Records from a data collection:
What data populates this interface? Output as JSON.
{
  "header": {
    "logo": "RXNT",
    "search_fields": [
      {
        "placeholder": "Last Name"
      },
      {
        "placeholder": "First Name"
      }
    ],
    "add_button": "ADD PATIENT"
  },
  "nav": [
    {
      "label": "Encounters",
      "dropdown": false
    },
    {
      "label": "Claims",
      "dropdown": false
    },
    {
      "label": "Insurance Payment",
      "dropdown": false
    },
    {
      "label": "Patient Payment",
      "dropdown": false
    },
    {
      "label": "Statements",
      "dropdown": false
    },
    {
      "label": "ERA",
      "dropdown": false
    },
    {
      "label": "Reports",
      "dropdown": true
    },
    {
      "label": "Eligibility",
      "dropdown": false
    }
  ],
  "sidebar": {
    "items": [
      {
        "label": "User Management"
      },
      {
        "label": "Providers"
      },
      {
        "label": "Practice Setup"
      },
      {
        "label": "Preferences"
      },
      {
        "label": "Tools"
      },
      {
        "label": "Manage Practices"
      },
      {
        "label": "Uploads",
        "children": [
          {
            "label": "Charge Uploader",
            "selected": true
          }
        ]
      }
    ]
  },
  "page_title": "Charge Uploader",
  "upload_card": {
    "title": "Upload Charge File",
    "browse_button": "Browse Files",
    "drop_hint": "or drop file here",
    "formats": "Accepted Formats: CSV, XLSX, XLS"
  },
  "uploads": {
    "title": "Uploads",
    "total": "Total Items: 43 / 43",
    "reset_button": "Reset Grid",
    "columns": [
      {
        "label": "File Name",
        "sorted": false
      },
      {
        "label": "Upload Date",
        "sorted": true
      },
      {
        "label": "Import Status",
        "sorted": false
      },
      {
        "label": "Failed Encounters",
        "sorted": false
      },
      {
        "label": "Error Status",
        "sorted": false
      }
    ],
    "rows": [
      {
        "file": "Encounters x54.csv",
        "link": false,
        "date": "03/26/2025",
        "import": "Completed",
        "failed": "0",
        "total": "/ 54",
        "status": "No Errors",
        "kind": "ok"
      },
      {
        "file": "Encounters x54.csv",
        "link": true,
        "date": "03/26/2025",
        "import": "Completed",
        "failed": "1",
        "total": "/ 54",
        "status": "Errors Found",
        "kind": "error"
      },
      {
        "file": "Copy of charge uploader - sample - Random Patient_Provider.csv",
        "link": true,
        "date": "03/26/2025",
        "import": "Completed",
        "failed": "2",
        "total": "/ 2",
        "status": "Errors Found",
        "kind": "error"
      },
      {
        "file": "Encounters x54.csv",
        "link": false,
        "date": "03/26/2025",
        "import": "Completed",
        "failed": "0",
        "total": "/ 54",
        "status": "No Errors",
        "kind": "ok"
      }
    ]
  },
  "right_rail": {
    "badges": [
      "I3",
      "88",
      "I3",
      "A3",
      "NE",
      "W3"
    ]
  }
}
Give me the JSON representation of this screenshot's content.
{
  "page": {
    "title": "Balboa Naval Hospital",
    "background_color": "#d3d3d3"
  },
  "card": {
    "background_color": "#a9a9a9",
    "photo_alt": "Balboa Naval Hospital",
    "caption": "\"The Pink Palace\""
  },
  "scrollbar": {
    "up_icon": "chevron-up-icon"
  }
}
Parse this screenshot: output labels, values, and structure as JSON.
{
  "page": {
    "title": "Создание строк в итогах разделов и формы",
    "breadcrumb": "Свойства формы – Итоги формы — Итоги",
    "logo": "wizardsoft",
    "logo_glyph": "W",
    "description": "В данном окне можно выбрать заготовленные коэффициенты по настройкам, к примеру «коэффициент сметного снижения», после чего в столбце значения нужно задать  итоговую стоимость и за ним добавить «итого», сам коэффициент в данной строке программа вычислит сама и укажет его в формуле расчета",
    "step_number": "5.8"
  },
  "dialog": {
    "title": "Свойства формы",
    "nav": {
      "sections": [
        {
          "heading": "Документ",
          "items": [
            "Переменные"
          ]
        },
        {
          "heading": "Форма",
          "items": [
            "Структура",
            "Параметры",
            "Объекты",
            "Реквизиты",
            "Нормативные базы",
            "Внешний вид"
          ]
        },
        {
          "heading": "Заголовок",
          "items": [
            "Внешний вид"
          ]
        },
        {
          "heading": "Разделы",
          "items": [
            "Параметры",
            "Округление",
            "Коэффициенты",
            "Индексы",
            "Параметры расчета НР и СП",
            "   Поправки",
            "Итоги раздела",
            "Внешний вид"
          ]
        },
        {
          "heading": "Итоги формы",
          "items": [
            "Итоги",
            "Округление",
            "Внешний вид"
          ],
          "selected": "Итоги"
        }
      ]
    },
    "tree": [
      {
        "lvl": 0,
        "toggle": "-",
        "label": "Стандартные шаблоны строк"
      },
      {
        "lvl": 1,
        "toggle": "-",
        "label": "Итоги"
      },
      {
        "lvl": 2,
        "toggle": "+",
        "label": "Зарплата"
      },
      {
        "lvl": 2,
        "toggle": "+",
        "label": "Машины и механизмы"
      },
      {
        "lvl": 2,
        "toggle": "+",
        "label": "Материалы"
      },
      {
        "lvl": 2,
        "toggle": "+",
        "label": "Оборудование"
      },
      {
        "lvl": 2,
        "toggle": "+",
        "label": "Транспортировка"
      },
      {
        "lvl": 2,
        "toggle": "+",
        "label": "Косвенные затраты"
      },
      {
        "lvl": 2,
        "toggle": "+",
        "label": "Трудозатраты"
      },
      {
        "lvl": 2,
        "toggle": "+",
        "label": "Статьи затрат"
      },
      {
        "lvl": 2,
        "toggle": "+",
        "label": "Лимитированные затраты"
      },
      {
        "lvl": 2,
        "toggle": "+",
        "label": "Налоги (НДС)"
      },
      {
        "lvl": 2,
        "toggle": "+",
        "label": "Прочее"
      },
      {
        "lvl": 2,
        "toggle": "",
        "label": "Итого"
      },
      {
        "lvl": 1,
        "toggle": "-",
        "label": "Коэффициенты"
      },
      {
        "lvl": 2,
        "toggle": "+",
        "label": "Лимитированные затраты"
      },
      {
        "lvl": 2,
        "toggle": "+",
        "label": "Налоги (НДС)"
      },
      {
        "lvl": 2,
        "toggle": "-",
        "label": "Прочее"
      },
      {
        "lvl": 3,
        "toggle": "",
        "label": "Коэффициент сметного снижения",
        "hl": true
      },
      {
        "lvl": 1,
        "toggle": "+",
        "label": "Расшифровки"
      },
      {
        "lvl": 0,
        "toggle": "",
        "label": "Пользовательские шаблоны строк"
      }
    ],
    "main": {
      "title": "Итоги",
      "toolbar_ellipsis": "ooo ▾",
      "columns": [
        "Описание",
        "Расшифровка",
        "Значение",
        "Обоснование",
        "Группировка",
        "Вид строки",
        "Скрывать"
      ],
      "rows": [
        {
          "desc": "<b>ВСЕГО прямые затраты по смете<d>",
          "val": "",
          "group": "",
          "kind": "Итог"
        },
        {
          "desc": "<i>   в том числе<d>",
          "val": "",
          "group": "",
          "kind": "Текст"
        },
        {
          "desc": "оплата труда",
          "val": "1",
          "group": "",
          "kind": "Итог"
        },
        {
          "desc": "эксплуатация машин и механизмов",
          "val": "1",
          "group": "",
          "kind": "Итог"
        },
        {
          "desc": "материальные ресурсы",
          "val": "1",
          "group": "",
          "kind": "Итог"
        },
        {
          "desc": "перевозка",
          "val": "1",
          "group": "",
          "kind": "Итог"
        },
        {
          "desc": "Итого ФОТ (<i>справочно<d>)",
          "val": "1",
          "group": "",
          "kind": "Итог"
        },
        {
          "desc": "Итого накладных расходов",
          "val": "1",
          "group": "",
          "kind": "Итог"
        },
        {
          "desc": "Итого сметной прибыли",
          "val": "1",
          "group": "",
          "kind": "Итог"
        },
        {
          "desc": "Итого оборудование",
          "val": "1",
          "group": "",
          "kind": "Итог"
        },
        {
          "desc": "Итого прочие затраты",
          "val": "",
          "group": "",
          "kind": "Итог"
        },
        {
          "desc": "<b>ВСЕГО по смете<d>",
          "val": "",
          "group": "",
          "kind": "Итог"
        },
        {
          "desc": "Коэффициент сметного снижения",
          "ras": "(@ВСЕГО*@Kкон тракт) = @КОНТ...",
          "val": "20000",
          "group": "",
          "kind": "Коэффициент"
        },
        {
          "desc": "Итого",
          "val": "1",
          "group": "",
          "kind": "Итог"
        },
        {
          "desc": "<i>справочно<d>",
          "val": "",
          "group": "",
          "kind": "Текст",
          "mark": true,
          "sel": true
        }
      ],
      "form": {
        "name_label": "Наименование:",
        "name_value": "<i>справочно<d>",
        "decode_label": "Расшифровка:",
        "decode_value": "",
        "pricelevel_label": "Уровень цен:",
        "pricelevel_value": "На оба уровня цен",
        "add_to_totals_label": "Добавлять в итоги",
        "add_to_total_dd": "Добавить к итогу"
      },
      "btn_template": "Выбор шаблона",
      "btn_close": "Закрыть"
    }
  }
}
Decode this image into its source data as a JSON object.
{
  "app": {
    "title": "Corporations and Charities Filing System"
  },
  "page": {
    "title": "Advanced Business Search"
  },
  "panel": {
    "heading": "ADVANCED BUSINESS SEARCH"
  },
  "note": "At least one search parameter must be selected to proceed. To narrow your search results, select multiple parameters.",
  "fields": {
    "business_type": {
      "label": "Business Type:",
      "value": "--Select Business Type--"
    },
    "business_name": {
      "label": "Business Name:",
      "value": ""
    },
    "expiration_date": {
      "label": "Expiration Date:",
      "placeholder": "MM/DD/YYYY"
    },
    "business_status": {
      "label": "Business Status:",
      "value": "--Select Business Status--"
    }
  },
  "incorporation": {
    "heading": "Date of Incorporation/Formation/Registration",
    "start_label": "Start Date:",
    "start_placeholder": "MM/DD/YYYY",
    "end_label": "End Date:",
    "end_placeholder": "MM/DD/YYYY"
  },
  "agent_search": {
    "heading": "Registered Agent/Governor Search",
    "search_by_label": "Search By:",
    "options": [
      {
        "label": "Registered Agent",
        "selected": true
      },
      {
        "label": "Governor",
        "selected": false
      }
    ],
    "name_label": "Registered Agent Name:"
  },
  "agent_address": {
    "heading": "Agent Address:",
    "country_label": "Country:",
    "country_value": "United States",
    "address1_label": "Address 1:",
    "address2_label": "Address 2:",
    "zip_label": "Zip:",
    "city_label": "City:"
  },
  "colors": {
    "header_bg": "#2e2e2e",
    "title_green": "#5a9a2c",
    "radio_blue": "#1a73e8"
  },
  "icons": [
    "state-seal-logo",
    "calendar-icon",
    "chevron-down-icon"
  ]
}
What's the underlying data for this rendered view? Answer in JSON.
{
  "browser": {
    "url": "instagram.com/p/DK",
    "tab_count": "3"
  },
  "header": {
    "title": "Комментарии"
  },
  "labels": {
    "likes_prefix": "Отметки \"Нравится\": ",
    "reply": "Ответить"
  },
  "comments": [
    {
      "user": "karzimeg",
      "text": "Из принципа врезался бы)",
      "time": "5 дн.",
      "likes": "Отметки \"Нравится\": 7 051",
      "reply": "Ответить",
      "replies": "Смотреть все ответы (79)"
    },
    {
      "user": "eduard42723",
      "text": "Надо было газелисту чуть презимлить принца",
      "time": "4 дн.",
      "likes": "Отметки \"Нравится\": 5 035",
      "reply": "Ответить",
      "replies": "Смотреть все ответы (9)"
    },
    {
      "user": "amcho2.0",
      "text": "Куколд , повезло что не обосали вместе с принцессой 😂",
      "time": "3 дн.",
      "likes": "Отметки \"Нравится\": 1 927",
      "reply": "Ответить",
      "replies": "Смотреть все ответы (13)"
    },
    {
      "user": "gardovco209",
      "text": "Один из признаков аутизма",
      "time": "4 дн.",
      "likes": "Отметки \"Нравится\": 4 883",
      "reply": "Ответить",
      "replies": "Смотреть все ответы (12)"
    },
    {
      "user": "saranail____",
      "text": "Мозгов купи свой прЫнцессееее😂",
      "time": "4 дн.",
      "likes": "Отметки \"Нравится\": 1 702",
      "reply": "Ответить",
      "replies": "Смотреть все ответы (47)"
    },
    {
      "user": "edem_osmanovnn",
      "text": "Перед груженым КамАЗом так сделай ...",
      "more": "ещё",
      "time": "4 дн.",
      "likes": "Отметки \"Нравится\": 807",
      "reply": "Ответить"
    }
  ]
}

# [WHAT YOU WILL DO]
Leave out every line before the one containing "What's the underlying"; set down that line and all remaining lines of the material exactly.

# [WRITTEN RESPONSE]
What's the underlying data for this rendered view? Answer in JSON.
{
  "browser": {
    "url": "instagram.com/p/DK",
    "tab_count": "3"
  },
  "header": {
    "title": "Комментарии"
  },
  "labels": {
    "likes_prefix": "Отметки \"Нравится\": ",
    "reply": "Ответить"
  },
  "comments": [
    {
      "user": "karzimeg",
      "text": "Из принципа врезался бы)",
      "time": "5 дн.",
      "likes": "Отметки \"Нравится\": 7 051",
      "reply": "Ответить",
      "replies": "Смотреть все ответы (79)"
    },
    {
      "user": "eduard42723",
      "text": "Надо было газелисту чуть презимлить принца",
      "time": "4 дн.",
      "likes": "Отметки \"Нравится\": 5 035",
      "reply": "Ответить",
      "replies": "Смотреть все ответы (9)"
    },
    {
      "user": "amcho2.0",
      "text": "Куколд , повезло что не обосали вместе с принцессой 😂",
      "time": "3 дн.",
      "likes": "Отметки \"Нравится\": 1 927",
      "reply": "Ответить",
      "replies": "Смотреть все ответы (13)"
    },
    {
      "user": "gardovco209",
      "text": "Один из признаков аутизма",
      "time": "4 дн.",
      "likes": "Отметки \"Нравится\": 4 883",
      "reply": "Ответить",
      "replies": "Смотреть все ответы (12)"
    },
    {
      "user": "saranail____",
      "text": "Мозгов купи свой прЫнцессееее😂",
      "time": "4 дн.",
      "likes": "Отметки \"Нравится\": 1 702",
      "reply": "Ответить",
      "replies": "Смотреть все ответы (47)"
    },
    {
      "user": "edem_osmanovnn",
      "text": "Перед груженым КамАЗом так сделай ...",
      "more": "ещё",
      "time": "4 дн.",
      "likes": "Отметки \"Нравится\": 807",
      "reply": "Ответить"
    }
  ]
}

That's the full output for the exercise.